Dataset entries
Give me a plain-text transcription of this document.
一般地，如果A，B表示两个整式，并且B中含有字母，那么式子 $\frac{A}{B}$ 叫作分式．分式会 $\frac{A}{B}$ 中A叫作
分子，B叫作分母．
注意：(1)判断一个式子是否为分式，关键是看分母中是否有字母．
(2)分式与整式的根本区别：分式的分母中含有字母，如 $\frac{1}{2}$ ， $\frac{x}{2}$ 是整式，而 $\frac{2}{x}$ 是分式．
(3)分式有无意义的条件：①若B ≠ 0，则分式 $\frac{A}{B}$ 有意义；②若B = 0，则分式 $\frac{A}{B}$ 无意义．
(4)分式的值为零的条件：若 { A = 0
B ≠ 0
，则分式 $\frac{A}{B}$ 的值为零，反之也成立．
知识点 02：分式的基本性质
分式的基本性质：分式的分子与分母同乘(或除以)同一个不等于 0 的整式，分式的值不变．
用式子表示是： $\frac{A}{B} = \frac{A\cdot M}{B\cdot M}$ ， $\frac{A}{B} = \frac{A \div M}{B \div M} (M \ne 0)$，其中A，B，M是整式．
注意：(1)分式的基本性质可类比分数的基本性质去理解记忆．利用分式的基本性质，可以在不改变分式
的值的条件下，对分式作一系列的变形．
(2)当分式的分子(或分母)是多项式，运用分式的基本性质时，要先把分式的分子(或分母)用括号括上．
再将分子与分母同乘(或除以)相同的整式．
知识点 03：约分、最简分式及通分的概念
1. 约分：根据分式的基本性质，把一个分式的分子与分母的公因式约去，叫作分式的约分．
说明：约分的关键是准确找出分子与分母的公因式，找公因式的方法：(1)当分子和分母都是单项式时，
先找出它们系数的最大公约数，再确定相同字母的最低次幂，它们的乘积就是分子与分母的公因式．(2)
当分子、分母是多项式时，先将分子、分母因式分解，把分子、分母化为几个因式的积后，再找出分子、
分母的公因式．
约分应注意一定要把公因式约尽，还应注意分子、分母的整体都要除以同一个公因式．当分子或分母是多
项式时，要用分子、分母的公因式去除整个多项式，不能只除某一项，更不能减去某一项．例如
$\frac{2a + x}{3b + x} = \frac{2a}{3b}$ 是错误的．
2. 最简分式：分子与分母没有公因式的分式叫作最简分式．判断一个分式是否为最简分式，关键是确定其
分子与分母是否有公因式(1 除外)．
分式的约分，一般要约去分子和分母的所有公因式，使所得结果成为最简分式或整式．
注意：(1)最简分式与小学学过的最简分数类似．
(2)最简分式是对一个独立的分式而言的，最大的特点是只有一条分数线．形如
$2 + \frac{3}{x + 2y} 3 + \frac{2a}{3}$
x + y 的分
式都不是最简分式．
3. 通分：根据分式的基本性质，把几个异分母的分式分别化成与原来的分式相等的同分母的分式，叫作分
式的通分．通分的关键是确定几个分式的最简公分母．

WHAT IS NEEDED —
Track down every line of the material containing the string "根据分式的基本性质", and copy it.

CORRECT OUTPUT —
1. 约分：根据分式的基本性质，把一个分式的分子与分母的公因式约去，叫作分式的约分．
3. 通分：根据分式的基本性质，把几个异分母的分式分别化成与原来的分式相等的同分母的分式，叫作分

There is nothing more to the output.